# Instruction
Rewrite every line of the entries below as a numbered list, leaving out any blank lines.

-- begin Listing --

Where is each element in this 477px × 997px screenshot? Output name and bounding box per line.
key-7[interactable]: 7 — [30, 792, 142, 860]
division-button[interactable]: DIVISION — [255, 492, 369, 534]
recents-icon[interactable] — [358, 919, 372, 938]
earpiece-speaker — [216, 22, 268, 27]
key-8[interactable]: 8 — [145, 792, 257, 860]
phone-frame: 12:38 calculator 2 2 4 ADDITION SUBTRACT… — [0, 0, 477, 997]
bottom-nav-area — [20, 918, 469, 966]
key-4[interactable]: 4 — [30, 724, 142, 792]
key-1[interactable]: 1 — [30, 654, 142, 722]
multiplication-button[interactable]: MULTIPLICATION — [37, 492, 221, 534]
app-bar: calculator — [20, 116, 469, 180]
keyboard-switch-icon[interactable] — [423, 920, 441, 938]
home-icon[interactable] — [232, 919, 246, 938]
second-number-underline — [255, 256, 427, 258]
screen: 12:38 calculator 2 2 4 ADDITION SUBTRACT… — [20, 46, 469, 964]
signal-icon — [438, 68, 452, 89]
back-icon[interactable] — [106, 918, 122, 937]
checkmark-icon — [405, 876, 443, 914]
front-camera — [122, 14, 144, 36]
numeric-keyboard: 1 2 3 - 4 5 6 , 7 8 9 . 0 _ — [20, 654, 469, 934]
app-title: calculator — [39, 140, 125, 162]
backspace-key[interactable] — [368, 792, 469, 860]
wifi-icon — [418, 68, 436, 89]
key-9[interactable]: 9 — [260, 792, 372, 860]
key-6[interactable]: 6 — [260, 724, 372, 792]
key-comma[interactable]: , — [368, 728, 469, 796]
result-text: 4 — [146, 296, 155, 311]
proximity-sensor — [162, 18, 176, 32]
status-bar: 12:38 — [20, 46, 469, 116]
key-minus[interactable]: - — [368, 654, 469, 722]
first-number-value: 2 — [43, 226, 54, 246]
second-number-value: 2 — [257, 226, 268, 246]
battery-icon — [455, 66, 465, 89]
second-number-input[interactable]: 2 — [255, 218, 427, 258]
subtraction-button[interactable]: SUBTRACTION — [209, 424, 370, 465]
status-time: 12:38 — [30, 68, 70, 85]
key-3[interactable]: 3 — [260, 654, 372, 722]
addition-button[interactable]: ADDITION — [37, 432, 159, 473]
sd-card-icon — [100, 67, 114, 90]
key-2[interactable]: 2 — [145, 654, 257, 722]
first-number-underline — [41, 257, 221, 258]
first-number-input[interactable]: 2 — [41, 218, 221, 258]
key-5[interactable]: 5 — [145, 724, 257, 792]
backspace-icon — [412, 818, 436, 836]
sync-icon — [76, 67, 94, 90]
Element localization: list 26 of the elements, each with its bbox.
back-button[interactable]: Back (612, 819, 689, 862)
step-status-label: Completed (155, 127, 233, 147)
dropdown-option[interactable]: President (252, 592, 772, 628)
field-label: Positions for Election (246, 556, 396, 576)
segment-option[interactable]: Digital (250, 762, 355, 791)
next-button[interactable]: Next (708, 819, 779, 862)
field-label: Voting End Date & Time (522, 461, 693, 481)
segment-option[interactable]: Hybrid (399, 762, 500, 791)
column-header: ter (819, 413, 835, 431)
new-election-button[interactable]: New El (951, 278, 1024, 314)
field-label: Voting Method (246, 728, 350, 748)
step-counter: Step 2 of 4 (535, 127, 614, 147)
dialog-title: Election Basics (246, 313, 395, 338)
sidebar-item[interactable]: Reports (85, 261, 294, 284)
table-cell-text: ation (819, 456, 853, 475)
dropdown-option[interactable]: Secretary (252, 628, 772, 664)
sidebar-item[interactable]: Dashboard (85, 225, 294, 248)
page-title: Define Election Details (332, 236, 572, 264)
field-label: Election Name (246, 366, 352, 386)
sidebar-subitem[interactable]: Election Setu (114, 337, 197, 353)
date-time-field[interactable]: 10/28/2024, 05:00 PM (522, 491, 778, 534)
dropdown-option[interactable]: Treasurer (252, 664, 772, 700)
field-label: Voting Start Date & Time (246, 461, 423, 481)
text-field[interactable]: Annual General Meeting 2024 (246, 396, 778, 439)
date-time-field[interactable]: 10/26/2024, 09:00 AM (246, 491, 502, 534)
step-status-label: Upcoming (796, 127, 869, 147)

-- end Listing --

# Response to the exercise
1. Where is each element in this 477px × 997px screenshot? Output name and bounding box per line.
2. key-7[interactable]: 7 — [30, 792, 142, 860]
3. division-button[interactable]: DIVISION — [255, 492, 369, 534]
4. recents-icon[interactable] — [358, 919, 372, 938]
5. earpiece-speaker — [216, 22, 268, 27]
6. key-8[interactable]: 8 — [145, 792, 257, 860]
7. phone-frame: 12:38 calculator 2 2 4 ADDITION SUBTRACT… — [0, 0, 477, 997]
8. bottom-nav-area — [20, 918, 469, 966]
9. key-4[interactable]: 4 — [30, 724, 142, 792]
10. key-1[interactable]: 1 — [30, 654, 142, 722]
11. multiplication-button[interactable]: MULTIPLICATION — [37, 492, 221, 534]
12. app-bar: calculator — [20, 116, 469, 180]
13. keyboard-switch-icon[interactable] — [423, 920, 441, 938]
14. home-icon[interactable] — [232, 919, 246, 938]
15. second-number-underline — [255, 256, 427, 258]
16. screen: 12:38 calculator 2 2 4 ADDITION SUBTRACT… — [20, 46, 469, 964]
17. signal-icon — [438, 68, 452, 89]
18. back-icon[interactable] — [106, 918, 122, 937]
19. checkmark-icon — [405, 876, 443, 914]
20. front-camera — [122, 14, 144, 36]
21. numeric-keyboard: 1 2 3 - 4 5 6 , 7 8 9 . 0 _ — [20, 654, 469, 934]
22. app-title: calculator — [39, 140, 125, 162]
23. backspace-key[interactable] — [368, 792, 469, 860]
24. wifi-icon — [418, 68, 436, 89]
25. key-9[interactable]: 9 — [260, 792, 372, 860]
26. key-6[interactable]: 6 — [260, 724, 372, 792]
27. key-comma[interactable]: , — [368, 728, 469, 796]
28. result-text: 4 — [146, 296, 155, 311]
29. proximity-sensor — [162, 18, 176, 32]
30. status-bar: 12:38 — [20, 46, 469, 116]
31. key-minus[interactable]: - — [368, 654, 469, 722]
32. first-number-value: 2 — [43, 226, 54, 246]
33. second-number-value: 2 — [257, 226, 268, 246]
34. battery-icon — [455, 66, 465, 89]
35. second-number-input[interactable]: 2 — [255, 218, 427, 258]
36. subtraction-button[interactable]: SUBTRACTION — [209, 424, 370, 465]
37. status-time: 12:38 — [30, 68, 70, 85]
38. key-3[interactable]: 3 — [260, 654, 372, 722]
39. addition-button[interactable]: ADDITION — [37, 432, 159, 473]
40. sd-card-icon — [100, 67, 114, 90]
41. key-2[interactable]: 2 — [145, 654, 257, 722]
42. first-number-underline — [41, 257, 221, 258]
43. first-number-input[interactable]: 2 — [41, 218, 221, 258]
44. key-5[interactable]: 5 — [145, 724, 257, 792]
45. backspace-icon — [412, 818, 436, 836]
46. sync-icon — [76, 67, 94, 90]
47. Element localization: list 26 of the elements, each with its bbox.
48. back-button[interactable]: Back (612, 819, 689, 862)
49. step-status-label: Completed (155, 127, 233, 147)
50. dropdown-option[interactable]: President (252, 592, 772, 628)
51. field-label: Positions for Election (246, 556, 396, 576)
52. segment-option[interactable]: Digital (250, 762, 355, 791)
53. next-button[interactable]: Next (708, 819, 779, 862)
54. field-label: Voting End Date & Time (522, 461, 693, 481)
55. segment-option[interactable]: Hybrid (399, 762, 500, 791)
56. column-header: ter (819, 413, 835, 431)
57. new-election-button[interactable]: New El (951, 278, 1024, 314)
58. field-label: Voting Method (246, 728, 350, 748)
59. step-counter: Step 2 of 4 (535, 127, 614, 147)
60. dialog-title: Election Basics (246, 313, 395, 338)
61. sidebar-item[interactable]: Reports (85, 261, 294, 284)
62. table-cell-text: ation (819, 456, 853, 475)
63. dropdown-option[interactable]: Secretary (252, 628, 772, 664)
64. sidebar-item[interactable]: Dashboard (85, 225, 294, 248)
65. page-title: Define Election Details (332, 236, 572, 264)
66. field-label: Election Name (246, 366, 352, 386)
67. sidebar-subitem[interactable]: Election Setu (114, 337, 197, 353)
68. date-time-field[interactable]: 10/28/2024, 05:00 PM (522, 491, 778, 534)
69. dropdown-option[interactable]: Treasurer (252, 664, 772, 700)
70. field-label: Voting Start Date & Time (246, 461, 423, 481)
71. text-field[interactable]: Annual General Meeting 2024 (246, 396, 778, 439)
72. date-time-field[interactable]: 10/26/2024, 09:00 AM (246, 491, 502, 534)
73. step-status-label: Upcoming (796, 127, 869, 147)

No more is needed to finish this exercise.